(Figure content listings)
[Begin]
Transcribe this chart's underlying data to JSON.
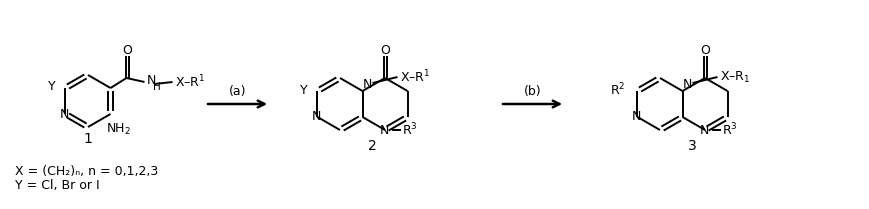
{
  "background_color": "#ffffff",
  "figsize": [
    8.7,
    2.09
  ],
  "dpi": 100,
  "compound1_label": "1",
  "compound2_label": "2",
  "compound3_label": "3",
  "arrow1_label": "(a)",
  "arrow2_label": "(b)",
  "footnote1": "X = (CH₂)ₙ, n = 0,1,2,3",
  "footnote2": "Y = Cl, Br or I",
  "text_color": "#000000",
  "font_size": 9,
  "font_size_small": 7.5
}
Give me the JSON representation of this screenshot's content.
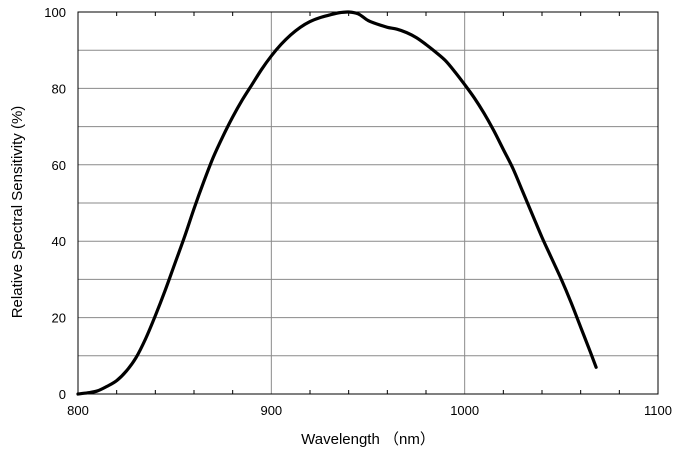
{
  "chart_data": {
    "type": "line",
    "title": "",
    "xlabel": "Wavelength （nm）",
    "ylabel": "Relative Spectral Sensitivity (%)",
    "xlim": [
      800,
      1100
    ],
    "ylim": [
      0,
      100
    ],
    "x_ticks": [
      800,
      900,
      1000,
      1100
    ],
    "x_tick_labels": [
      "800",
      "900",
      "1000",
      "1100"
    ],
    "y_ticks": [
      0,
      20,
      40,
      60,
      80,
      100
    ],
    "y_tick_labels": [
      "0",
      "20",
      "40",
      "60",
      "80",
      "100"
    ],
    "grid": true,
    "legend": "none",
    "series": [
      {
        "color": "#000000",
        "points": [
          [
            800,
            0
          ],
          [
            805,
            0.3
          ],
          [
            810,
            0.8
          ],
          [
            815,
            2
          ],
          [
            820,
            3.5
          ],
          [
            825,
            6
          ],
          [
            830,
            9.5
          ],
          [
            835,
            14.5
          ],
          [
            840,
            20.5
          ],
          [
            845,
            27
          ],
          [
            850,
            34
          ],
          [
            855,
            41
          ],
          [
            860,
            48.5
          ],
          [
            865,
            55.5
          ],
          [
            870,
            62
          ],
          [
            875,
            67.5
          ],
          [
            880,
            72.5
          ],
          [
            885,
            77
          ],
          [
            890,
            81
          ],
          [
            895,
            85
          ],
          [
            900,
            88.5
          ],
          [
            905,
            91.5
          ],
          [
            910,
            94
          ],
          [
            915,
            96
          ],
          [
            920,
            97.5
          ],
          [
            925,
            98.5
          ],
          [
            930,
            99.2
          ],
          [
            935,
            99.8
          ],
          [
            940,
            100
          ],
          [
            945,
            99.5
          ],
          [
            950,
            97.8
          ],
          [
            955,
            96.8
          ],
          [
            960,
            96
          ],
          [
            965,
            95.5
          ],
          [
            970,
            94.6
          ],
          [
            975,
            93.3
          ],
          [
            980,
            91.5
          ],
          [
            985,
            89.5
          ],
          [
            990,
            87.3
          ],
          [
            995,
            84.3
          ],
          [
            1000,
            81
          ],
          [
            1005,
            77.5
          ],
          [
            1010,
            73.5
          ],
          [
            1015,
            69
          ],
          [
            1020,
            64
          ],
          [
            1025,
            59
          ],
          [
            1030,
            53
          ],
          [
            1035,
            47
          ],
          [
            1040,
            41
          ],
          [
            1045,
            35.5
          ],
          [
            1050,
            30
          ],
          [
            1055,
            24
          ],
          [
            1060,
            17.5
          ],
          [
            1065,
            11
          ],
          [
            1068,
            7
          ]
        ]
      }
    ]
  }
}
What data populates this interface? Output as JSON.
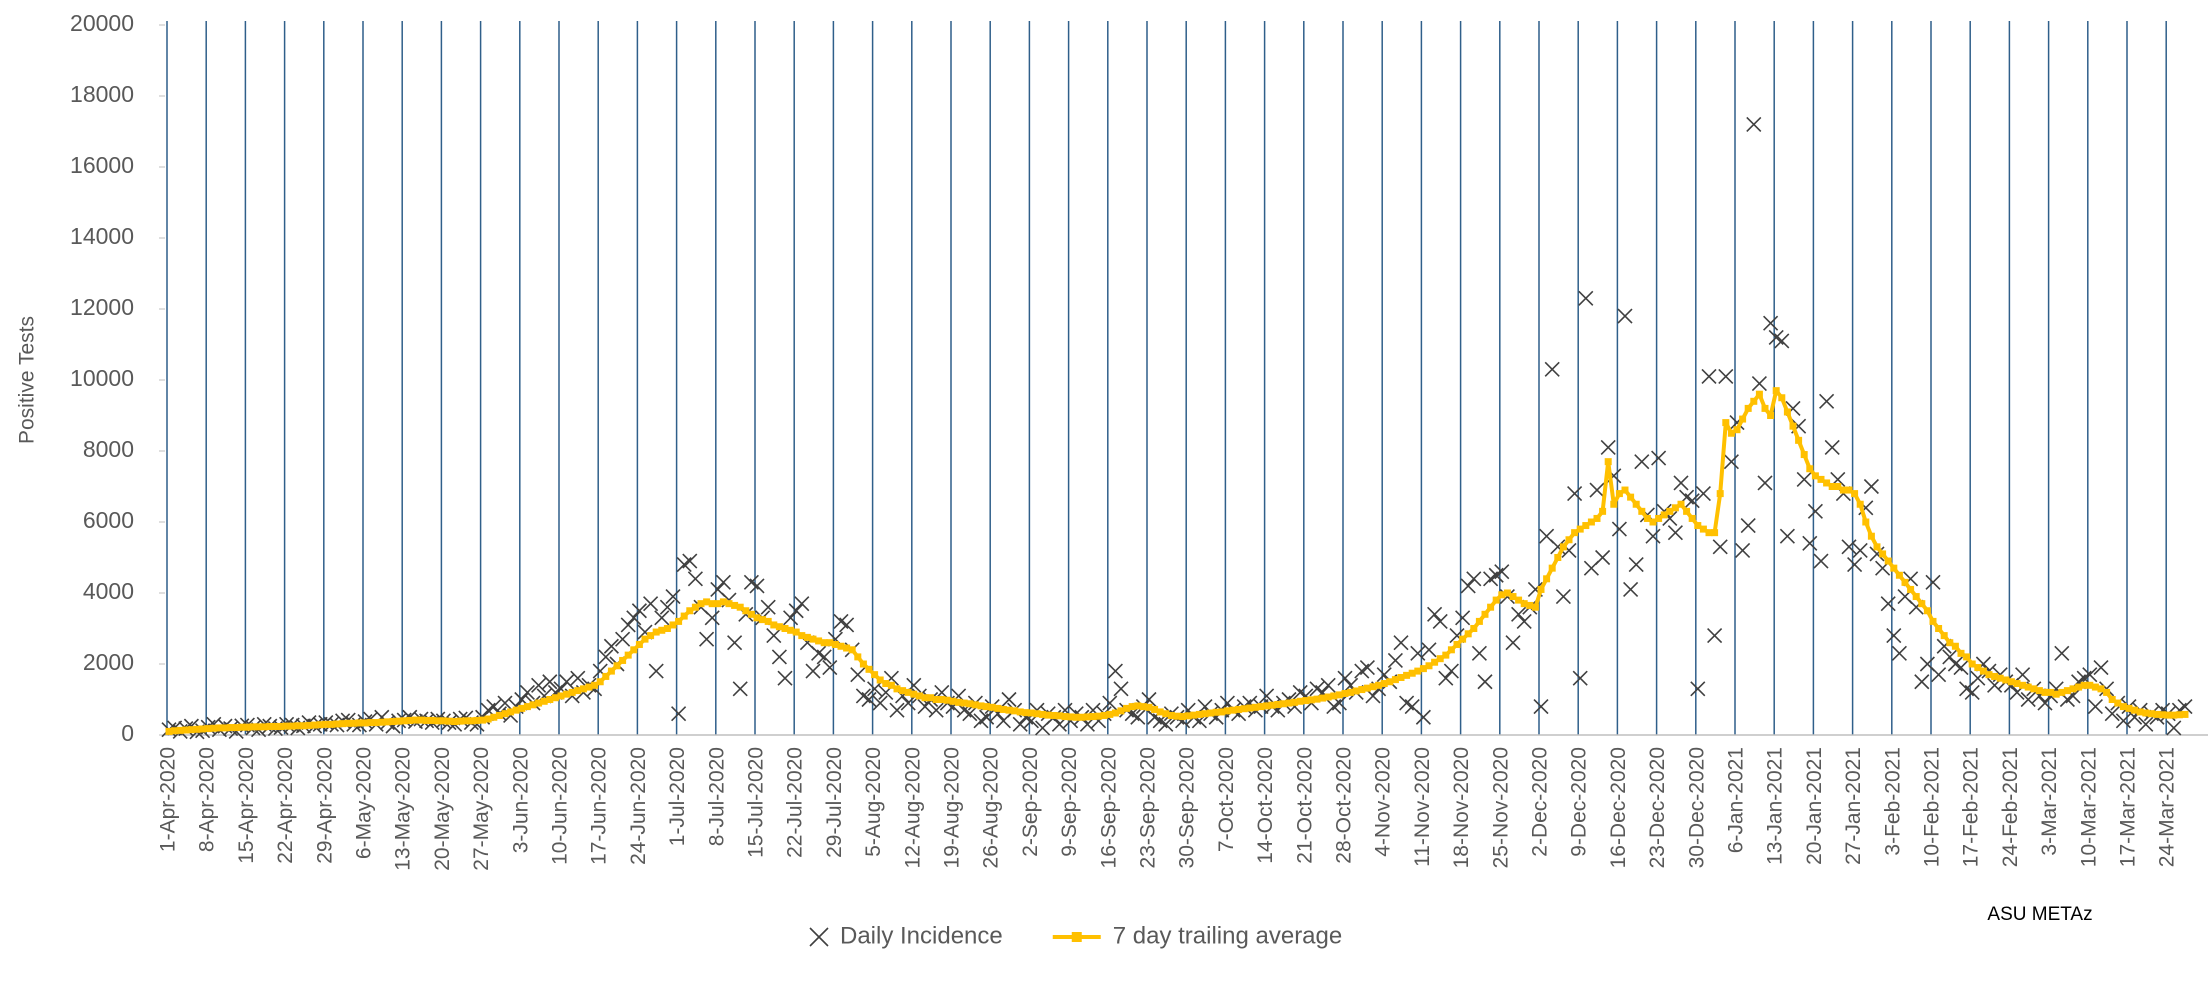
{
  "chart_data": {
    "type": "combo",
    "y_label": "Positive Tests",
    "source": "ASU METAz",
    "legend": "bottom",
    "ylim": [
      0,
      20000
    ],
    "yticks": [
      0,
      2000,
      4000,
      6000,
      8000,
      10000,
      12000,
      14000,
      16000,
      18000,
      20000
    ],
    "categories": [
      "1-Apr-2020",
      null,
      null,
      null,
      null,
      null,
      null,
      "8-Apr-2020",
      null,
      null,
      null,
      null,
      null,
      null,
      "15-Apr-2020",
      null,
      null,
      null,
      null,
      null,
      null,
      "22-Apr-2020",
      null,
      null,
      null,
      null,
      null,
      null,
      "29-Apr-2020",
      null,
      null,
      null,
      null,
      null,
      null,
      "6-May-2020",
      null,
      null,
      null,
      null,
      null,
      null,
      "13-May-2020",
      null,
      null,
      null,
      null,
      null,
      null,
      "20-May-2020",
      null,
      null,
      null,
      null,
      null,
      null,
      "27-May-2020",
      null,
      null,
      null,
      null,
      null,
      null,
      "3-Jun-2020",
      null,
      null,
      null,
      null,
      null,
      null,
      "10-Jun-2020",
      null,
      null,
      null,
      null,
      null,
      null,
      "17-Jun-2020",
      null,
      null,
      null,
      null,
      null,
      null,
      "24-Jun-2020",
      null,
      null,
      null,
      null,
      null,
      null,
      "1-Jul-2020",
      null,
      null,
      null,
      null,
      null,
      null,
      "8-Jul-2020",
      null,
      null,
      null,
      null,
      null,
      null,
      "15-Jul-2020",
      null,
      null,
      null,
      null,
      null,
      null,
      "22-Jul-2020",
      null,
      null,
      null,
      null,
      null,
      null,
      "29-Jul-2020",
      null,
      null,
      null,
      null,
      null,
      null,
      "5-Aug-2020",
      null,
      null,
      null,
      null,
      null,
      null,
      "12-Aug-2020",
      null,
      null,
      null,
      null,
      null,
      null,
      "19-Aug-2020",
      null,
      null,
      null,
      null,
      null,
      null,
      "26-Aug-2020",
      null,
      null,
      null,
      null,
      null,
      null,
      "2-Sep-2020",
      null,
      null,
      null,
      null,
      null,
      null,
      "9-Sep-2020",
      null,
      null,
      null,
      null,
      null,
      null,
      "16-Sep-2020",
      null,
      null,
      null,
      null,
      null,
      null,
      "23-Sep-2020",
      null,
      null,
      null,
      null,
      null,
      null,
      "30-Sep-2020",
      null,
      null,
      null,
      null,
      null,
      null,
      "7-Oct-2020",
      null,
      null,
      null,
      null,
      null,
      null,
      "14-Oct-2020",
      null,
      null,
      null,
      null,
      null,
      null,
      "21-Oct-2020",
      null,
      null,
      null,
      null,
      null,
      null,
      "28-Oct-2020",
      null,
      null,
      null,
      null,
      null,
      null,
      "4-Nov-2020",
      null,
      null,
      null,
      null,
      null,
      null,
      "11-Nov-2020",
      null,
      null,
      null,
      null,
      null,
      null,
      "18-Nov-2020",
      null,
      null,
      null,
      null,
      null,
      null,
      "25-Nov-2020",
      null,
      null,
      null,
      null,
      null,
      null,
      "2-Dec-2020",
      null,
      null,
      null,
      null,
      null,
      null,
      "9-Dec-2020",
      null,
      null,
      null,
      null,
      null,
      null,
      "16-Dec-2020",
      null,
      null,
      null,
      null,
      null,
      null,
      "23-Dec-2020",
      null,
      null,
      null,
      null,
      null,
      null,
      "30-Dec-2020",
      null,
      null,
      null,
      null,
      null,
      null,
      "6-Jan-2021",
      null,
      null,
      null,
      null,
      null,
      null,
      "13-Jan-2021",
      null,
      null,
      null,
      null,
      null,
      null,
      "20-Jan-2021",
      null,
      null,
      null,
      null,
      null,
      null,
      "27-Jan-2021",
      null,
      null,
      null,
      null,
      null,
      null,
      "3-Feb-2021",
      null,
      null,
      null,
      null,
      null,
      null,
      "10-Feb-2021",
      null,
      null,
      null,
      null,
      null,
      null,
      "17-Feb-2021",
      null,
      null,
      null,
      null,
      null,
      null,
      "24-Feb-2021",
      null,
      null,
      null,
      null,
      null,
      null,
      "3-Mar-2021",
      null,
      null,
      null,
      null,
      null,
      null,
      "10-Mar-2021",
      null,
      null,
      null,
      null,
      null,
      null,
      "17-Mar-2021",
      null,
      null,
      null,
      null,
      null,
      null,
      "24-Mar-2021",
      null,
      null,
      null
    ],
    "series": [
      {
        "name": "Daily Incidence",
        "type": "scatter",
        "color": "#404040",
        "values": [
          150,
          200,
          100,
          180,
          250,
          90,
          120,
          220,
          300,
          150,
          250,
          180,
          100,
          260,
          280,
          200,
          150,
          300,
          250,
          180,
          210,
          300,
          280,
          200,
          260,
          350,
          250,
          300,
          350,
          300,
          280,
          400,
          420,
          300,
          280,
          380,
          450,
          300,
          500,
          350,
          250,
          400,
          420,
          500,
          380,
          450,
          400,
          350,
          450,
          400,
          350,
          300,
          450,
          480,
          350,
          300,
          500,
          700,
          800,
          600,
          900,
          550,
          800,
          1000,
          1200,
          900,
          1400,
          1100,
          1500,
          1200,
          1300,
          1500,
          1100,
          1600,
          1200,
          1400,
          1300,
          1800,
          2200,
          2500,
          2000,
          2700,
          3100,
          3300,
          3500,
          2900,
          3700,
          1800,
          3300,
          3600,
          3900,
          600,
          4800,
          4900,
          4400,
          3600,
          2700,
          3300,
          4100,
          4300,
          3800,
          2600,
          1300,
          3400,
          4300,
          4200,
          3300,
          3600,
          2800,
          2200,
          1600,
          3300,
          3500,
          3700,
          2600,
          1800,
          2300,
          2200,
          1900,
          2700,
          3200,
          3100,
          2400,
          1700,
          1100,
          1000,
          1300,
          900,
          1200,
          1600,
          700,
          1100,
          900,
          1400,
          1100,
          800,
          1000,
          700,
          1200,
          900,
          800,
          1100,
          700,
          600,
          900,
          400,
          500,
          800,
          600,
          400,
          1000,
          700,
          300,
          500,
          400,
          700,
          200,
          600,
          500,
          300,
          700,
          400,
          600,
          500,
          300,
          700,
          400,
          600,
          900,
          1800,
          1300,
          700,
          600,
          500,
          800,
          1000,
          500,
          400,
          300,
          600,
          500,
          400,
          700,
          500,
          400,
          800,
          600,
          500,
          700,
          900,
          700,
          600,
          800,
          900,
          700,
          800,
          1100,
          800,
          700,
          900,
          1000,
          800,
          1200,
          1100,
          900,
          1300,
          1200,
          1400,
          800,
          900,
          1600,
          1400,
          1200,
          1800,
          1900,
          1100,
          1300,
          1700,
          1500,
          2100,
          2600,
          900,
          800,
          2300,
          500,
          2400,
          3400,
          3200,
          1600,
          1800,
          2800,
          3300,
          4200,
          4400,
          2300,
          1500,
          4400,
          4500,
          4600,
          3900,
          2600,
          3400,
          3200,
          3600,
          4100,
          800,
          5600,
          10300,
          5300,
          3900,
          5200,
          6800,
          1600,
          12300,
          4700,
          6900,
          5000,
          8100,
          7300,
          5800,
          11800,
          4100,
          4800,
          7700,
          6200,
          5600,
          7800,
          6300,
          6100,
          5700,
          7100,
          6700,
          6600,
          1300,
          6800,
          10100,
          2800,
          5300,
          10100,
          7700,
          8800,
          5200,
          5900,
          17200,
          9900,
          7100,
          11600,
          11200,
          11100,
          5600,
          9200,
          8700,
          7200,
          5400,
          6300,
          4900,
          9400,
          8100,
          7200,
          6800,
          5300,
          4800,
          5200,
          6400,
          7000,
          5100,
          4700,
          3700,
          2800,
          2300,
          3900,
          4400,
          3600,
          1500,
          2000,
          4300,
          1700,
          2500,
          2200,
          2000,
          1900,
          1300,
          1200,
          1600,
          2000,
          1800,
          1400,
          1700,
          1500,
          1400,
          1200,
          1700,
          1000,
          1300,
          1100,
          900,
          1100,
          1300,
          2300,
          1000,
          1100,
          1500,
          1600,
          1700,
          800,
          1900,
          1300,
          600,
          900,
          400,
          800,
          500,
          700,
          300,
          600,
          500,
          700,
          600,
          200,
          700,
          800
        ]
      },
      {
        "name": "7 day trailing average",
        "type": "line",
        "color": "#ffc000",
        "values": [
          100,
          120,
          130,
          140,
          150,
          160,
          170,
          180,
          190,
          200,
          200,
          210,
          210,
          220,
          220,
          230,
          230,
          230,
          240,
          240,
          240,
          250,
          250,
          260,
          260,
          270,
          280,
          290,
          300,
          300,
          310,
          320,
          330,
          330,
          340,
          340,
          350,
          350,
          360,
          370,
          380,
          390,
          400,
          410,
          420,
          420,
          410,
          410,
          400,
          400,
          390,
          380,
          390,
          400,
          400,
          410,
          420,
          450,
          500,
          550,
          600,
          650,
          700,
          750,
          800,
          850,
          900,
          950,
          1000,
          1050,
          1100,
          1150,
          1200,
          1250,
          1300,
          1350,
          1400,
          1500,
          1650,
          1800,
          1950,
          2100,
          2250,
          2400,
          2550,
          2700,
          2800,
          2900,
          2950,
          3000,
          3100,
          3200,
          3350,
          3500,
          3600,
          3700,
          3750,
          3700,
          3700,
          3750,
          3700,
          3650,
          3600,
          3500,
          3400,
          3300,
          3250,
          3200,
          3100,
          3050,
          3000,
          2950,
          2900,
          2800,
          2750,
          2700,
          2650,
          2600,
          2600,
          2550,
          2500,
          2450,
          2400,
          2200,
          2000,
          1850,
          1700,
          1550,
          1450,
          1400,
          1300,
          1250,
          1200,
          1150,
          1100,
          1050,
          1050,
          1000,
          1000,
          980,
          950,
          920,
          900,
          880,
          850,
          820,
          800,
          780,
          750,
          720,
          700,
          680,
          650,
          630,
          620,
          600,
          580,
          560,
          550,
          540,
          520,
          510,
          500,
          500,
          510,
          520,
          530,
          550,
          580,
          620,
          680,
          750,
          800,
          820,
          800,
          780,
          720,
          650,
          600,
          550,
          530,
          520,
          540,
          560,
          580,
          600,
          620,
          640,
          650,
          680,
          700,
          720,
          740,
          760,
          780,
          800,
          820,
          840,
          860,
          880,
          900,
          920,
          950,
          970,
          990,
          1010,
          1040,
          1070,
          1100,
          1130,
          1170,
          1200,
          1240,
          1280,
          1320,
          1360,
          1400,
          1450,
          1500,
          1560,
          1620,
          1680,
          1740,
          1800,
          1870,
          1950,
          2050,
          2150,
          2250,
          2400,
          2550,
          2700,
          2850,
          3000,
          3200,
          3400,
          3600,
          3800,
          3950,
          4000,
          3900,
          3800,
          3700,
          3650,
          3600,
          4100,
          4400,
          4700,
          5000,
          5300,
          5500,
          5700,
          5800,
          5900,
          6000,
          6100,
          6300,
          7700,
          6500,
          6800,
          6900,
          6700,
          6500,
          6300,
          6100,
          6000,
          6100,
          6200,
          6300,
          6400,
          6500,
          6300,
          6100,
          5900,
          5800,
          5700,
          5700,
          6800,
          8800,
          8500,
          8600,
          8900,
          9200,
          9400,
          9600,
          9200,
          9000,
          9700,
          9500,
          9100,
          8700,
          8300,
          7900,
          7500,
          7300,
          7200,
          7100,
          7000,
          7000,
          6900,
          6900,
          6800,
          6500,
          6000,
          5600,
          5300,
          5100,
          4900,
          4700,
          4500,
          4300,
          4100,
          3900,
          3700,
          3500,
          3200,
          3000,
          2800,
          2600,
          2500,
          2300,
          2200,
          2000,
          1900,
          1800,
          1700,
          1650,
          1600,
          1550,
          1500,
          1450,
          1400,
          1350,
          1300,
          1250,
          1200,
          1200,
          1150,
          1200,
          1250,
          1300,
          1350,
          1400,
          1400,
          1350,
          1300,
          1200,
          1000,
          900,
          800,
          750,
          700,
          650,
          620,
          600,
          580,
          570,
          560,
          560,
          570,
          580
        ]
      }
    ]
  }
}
[End]
TASK DETAILS — Report only the number of lines in the records that include the word "type".

THE ANSWER — 4